* **Exercise instructions**: Extract each line where the string "title" shows up.

━━ Records for the exercise ━━

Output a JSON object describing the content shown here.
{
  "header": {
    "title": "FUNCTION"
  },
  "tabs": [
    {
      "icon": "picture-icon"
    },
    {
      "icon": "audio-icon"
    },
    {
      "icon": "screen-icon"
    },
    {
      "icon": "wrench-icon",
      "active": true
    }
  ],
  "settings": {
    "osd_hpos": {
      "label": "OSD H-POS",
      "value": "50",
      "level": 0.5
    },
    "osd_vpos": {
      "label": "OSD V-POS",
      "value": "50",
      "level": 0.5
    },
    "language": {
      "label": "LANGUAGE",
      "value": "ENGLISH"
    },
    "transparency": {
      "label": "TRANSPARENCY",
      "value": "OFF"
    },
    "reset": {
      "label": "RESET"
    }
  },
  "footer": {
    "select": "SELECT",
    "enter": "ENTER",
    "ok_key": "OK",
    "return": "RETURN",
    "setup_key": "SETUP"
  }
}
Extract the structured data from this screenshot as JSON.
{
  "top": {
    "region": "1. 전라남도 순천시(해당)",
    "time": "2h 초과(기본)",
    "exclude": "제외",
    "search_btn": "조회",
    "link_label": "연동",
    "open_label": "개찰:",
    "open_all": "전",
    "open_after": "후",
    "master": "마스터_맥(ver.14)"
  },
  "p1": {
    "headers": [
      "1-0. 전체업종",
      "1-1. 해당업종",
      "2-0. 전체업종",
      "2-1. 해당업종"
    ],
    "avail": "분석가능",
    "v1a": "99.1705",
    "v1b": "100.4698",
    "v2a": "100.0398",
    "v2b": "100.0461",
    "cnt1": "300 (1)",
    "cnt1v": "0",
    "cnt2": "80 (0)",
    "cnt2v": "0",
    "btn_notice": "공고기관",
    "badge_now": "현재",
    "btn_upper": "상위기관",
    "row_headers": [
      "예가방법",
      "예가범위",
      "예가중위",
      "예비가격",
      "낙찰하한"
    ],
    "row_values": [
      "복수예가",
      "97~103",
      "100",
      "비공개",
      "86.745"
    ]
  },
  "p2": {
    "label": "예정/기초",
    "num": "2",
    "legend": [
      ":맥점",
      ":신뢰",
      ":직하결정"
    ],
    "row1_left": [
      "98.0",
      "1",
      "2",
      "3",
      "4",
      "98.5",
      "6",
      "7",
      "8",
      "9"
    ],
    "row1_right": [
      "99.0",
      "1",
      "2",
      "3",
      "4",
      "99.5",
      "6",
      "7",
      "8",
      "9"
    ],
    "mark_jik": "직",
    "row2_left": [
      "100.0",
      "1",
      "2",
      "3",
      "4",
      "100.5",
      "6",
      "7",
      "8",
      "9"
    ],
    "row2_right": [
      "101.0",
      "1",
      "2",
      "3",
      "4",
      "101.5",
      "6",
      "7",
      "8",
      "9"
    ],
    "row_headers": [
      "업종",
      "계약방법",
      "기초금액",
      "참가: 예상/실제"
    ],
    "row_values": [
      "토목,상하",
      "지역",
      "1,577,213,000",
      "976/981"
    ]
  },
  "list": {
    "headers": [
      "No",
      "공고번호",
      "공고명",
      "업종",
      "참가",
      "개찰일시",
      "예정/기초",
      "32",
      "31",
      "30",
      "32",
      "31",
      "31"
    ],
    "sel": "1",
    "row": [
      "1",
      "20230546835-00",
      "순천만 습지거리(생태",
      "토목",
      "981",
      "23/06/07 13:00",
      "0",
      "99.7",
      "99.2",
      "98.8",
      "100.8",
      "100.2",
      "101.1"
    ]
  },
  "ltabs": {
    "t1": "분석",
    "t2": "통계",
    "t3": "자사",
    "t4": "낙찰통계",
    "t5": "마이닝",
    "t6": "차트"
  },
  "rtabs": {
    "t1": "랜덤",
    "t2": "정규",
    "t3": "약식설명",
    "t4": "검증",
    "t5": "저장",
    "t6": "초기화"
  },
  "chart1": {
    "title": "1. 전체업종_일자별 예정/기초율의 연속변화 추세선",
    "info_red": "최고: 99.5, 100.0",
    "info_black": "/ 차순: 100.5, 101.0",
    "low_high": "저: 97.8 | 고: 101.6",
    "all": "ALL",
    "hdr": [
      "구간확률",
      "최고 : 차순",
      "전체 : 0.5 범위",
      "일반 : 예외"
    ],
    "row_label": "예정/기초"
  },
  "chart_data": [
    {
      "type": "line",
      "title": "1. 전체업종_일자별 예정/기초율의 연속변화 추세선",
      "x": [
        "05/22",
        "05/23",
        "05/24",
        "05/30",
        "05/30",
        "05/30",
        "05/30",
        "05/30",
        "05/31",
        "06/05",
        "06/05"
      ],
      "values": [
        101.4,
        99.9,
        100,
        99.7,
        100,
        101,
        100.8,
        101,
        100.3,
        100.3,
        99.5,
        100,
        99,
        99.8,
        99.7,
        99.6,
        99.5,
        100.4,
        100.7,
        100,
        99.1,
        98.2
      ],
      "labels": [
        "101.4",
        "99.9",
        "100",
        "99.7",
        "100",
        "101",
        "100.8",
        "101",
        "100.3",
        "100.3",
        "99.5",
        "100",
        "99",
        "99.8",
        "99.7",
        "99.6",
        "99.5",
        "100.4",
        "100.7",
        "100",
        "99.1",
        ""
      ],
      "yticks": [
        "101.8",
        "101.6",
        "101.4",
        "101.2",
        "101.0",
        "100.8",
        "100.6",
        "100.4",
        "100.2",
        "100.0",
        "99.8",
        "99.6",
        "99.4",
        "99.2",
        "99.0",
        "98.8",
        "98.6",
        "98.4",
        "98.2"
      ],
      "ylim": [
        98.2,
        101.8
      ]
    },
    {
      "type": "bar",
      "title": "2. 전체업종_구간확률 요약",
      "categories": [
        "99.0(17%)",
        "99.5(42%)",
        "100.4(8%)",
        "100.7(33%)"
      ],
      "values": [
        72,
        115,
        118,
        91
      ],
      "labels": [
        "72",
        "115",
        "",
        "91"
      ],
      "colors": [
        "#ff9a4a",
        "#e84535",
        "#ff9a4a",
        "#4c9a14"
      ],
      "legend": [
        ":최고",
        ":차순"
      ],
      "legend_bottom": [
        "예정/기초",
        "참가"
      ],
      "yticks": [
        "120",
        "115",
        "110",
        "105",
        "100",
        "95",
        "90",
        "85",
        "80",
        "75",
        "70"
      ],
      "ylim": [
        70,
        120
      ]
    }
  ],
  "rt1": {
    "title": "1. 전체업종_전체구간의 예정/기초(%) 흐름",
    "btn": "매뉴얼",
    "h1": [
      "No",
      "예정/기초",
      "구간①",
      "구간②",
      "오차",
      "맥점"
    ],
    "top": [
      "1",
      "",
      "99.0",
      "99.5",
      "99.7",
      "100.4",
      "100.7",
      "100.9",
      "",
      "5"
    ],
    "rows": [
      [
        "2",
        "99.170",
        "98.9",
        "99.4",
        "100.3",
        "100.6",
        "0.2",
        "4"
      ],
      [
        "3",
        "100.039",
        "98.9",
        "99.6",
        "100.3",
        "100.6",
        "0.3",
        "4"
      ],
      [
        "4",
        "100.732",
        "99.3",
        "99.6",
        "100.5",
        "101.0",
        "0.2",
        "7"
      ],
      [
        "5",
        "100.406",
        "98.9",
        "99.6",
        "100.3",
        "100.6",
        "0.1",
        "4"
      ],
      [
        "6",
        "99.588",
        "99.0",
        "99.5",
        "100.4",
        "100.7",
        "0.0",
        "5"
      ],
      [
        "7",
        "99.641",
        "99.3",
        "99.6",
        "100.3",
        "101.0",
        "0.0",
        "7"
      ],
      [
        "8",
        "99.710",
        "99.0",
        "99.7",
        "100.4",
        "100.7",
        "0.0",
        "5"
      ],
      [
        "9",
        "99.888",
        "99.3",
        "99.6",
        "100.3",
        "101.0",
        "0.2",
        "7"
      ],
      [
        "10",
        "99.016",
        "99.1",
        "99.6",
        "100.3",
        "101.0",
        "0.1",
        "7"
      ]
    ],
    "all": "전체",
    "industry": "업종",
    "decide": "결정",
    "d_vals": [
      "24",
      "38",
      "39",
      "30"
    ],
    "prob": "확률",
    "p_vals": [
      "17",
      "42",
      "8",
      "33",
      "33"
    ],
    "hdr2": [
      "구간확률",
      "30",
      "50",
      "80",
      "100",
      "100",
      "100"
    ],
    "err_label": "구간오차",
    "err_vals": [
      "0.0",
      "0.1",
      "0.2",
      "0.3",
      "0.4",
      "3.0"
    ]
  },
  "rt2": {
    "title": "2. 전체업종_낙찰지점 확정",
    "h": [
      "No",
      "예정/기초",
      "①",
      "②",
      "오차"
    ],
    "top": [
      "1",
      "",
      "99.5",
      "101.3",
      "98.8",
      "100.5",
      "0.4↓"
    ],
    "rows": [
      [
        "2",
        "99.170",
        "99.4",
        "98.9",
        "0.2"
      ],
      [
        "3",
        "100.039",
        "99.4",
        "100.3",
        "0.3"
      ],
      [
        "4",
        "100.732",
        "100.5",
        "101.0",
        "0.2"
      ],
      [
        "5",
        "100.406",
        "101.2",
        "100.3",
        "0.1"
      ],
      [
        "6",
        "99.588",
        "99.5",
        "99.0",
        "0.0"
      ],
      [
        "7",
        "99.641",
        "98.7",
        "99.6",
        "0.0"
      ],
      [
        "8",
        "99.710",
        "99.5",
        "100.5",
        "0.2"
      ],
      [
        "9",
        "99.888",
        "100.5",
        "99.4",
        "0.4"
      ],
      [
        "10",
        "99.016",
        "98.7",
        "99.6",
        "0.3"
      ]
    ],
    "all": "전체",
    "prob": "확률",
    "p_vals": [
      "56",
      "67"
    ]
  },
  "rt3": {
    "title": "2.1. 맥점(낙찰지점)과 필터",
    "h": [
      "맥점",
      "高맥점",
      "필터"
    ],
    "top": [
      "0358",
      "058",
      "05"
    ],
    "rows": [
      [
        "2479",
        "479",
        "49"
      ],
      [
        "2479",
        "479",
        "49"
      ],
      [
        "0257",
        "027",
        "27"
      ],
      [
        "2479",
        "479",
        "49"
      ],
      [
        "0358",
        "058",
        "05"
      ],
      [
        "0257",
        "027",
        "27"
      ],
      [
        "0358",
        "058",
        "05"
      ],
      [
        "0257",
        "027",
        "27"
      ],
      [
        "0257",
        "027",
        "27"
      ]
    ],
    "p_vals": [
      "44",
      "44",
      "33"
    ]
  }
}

━━━

* **Result below**:
    "title": "FUNCTION"
    "title": "1. 전체업종_일자별 예정/기초율의 연속변화 추세선",
      "title": "1. 전체업종_일자별 예정/기초율의 연속변화 추세선",
      "title": "2. 전체업종_구간확률 요약",
    "title": "1. 전체업종_전체구간의 예정/기초(%) 흐름",
    "title": "2. 전체업종_낙찰지점 확정",
    "title": "2.1. 맥점(낙찰지점)과 필터",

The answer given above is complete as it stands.